• _The request_: Repeat the material below word for word and leave out all pictures.

• _Stored records_:
------------------------------------
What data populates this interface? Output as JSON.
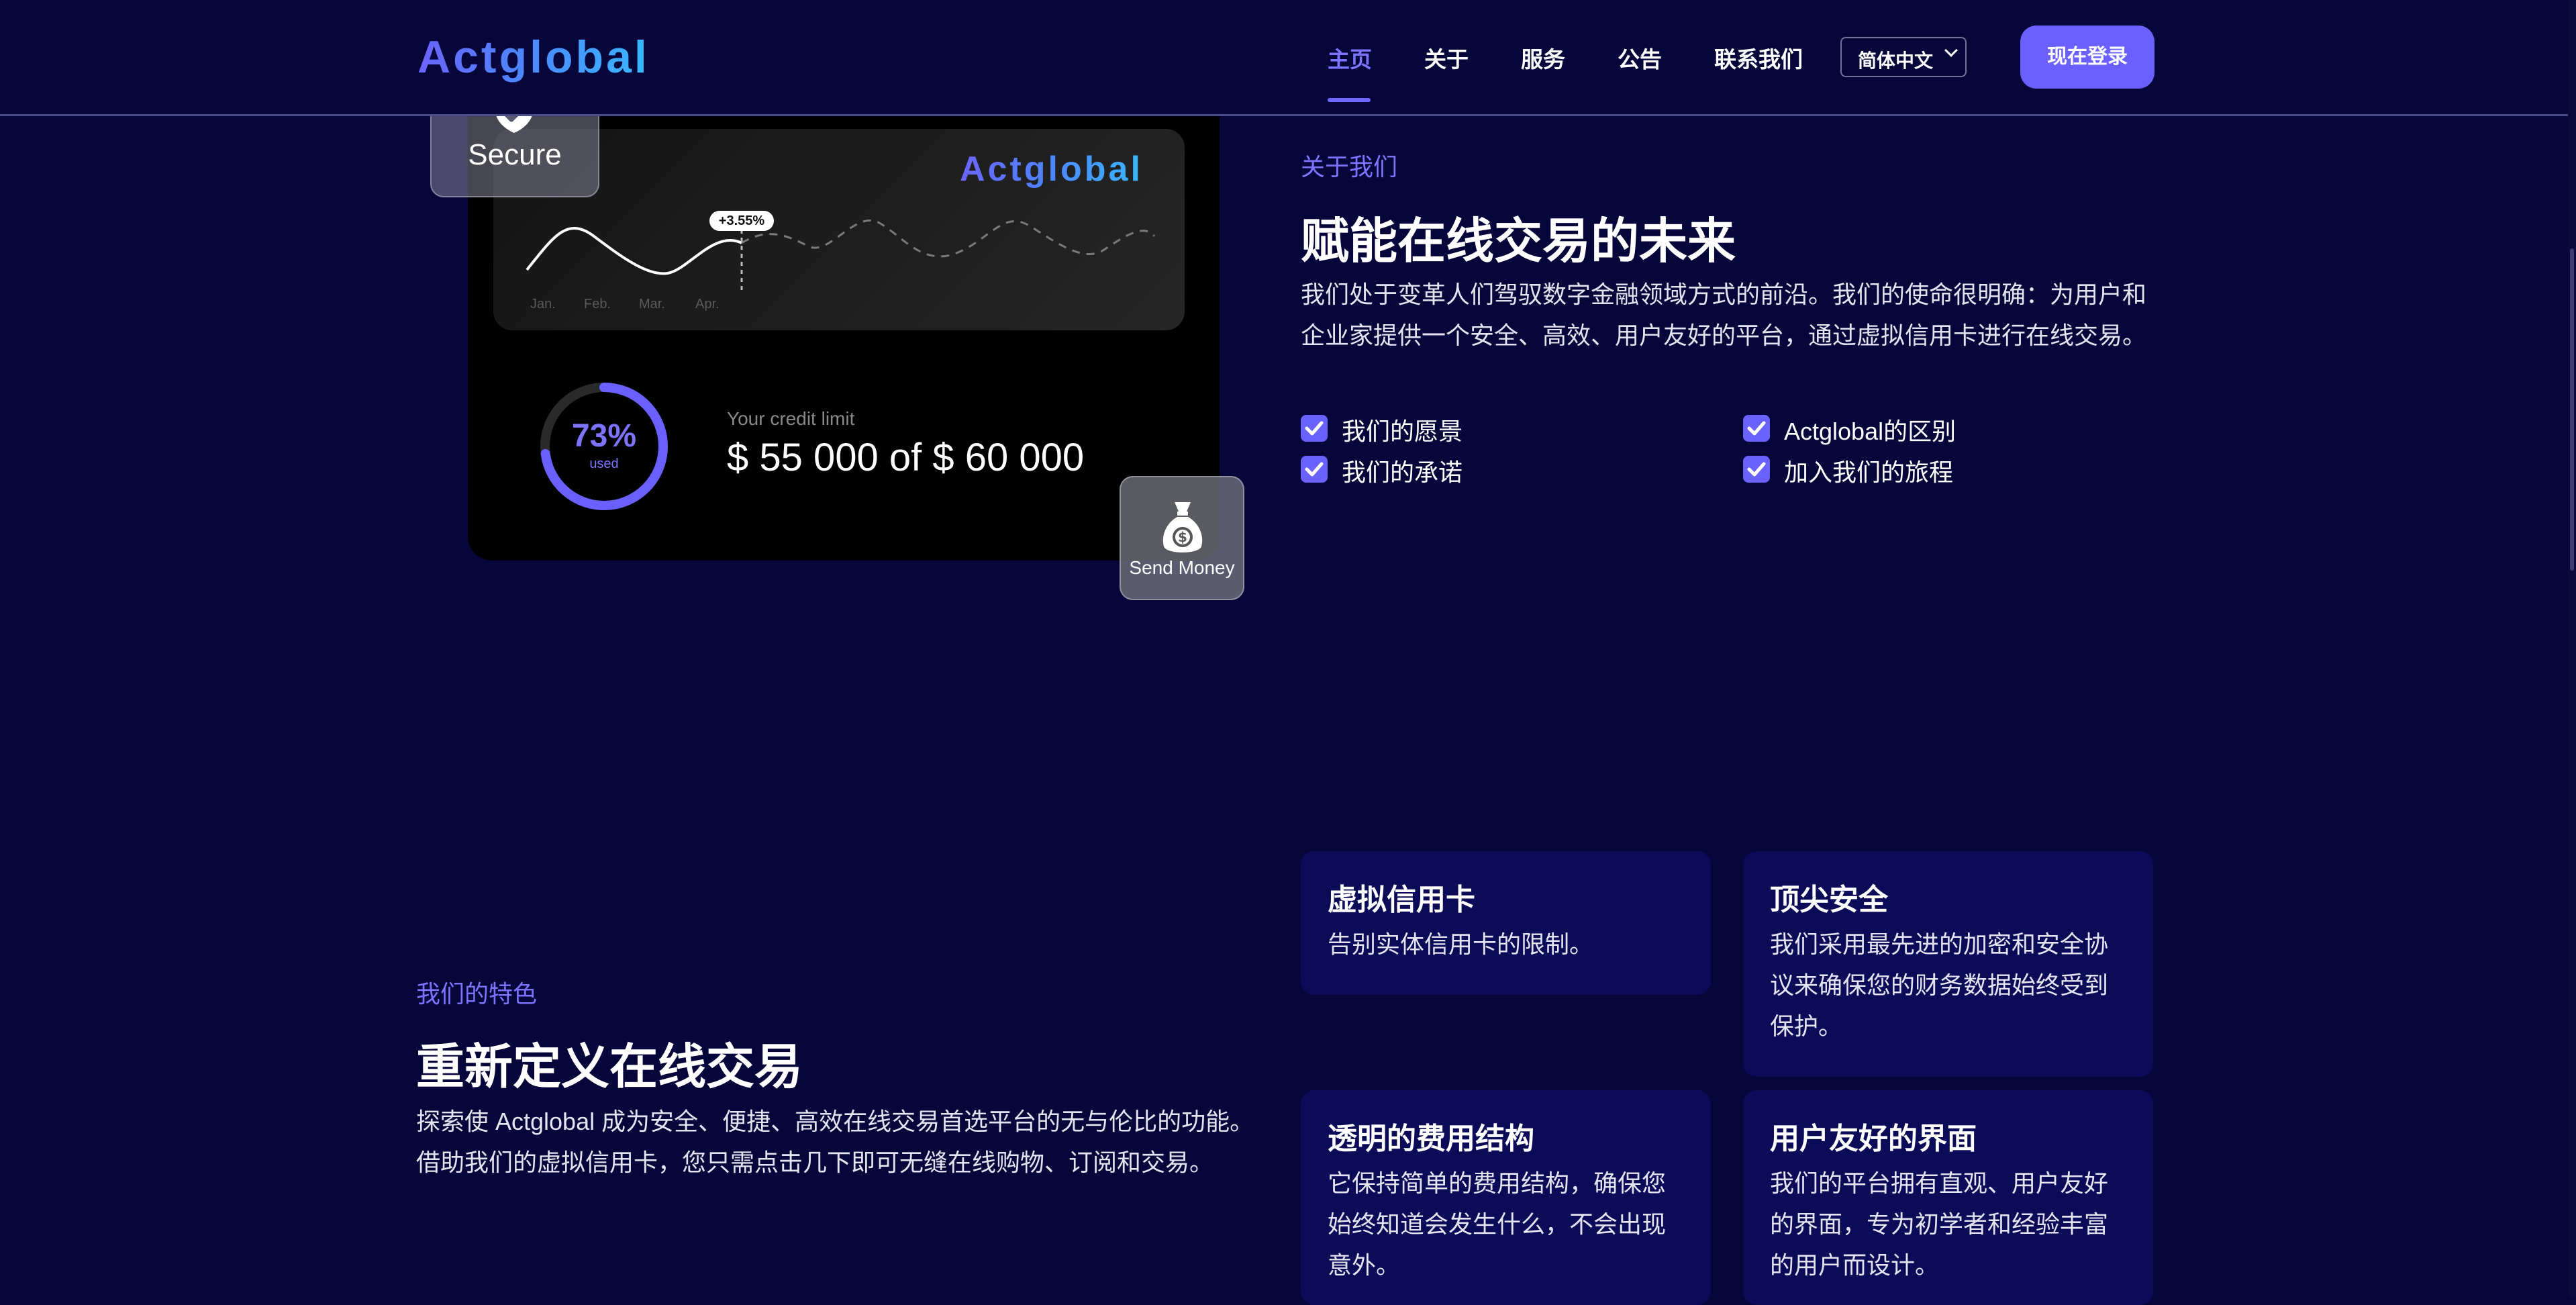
{
  "header": {
    "logo": "Actglobal",
    "nav": [
      {
        "label": "主页",
        "active": true
      },
      {
        "label": "关于",
        "active": false
      },
      {
        "label": "服务",
        "active": false
      },
      {
        "label": "公告",
        "active": false
      },
      {
        "label": "联系我们",
        "active": false
      }
    ],
    "language": "简体中文",
    "login_label": "现在登录"
  },
  "hero_card": {
    "brand": "Actglobal",
    "change_pill": "+3.55%",
    "months": [
      "Jan.",
      "Feb.",
      "Mar.",
      "Apr."
    ],
    "usage_percent": "73%",
    "usage_fraction": 0.73,
    "usage_caption": "used",
    "limit_label": "Your credit limit",
    "limit_value": "$ 55 000 of $ 60 000",
    "secure_label": "Secure",
    "send_label": "Send Money"
  },
  "about": {
    "eyebrow": "关于我们",
    "title": "赋能在线交易的未来",
    "paragraph_lines": [
      "我们处于变革人们驾驭数字金融领域方式的前沿。我们的使命很明确：为用户和",
      "企业家提供一个安全、高效、用户友好的平台，通过虚拟信用卡进行在线交易。"
    ],
    "checklist": [
      "我们的愿景",
      "Actglobal的区别",
      "我们的承诺",
      "加入我们的旅程"
    ]
  },
  "features": {
    "eyebrow": "我们的特色",
    "title": "重新定义在线交易",
    "paragraph_lines": [
      "探索使 Actglobal 成为安全、便捷、高效在线交易首选平台的无与伦比的功能。",
      "借助我们的虚拟信用卡，您只需点击几下即可无缝在线购物、订阅和交易。"
    ],
    "cards": [
      {
        "title": "虚拟信用卡",
        "lines": [
          "告别实体信用卡的限制。"
        ]
      },
      {
        "title": "顶尖安全",
        "lines": [
          "我们采用最先进的加密和安全协",
          "议来确保您的财务数据始终受到",
          "保护。"
        ]
      },
      {
        "title": "透明的费用结构",
        "lines": [
          "它保持简单的费用结构，确保您",
          "始终知道会发生什么，不会出现",
          "意外。"
        ]
      },
      {
        "title": "用户友好的界面",
        "lines": [
          "我们的平台拥有直观、用户友好",
          "的界面，专为初学者和经验丰富",
          "的用户而设计。"
        ]
      }
    ]
  },
  "colors": {
    "background": "#07063a",
    "accent": "#6a60ff",
    "card_bg": "#0b0b58"
  }
}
------------------------------------
• _The reply_:
What data populates this interface? Output as JSON.
{
  "header": {
    "logo": "Actglobal",
    "nav": [
      {
        "label": "主页",
        "active": true
      },
      {
        "label": "关于",
        "active": false
      },
      {
        "label": "服务",
        "active": false
      },
      {
        "label": "公告",
        "active": false
      },
      {
        "label": "联系我们",
        "active": false
      }
    ],
    "language": "简体中文",
    "login_label": "现在登录"
  },
  "hero_card": {
    "brand": "Actglobal",
    "change_pill": "+3.55%",
    "months": [
      "Jan.",
      "Feb.",
      "Mar.",
      "Apr."
    ],
    "usage_percent": "73%",
    "usage_fraction": 0.73,
    "usage_caption": "used",
    "limit_label": "Your credit limit",
    "limit_value": "$ 55 000 of $ 60 000",
    "secure_label": "Secure",
    "send_label": "Send Money"
  },
  "about": {
    "eyebrow": "关于我们",
    "title": "赋能在线交易的未来",
    "paragraph_lines": [
      "我们处于变革人们驾驭数字金融领域方式的前沿。我们的使命很明确：为用户和",
      "企业家提供一个安全、高效、用户友好的平台，通过虚拟信用卡进行在线交易。"
    ],
    "checklist": [
      "我们的愿景",
      "Actglobal的区别",
      "我们的承诺",
      "加入我们的旅程"
    ]
  },
  "features": {
    "eyebrow": "我们的特色",
    "title": "重新定义在线交易",
    "paragraph_lines": [
      "探索使 Actglobal 成为安全、便捷、高效在线交易首选平台的无与伦比的功能。",
      "借助我们的虚拟信用卡，您只需点击几下即可无缝在线购物、订阅和交易。"
    ],
    "cards": [
      {
        "title": "虚拟信用卡",
        "lines": [
          "告别实体信用卡的限制。"
        ]
      },
      {
        "title": "顶尖安全",
        "lines": [
          "我们采用最先进的加密和安全协",
          "议来确保您的财务数据始终受到",
          "保护。"
        ]
      },
      {
        "title": "透明的费用结构",
        "lines": [
          "它保持简单的费用结构，确保您",
          "始终知道会发生什么，不会出现",
          "意外。"
        ]
      },
      {
        "title": "用户友好的界面",
        "lines": [
          "我们的平台拥有直观、用户友好",
          "的界面，专为初学者和经验丰富",
          "的用户而设计。"
        ]
      }
    ]
  },
  "colors": {
    "background": "#07063a",
    "accent": "#6a60ff",
    "card_bg": "#0b0b58"
  }
}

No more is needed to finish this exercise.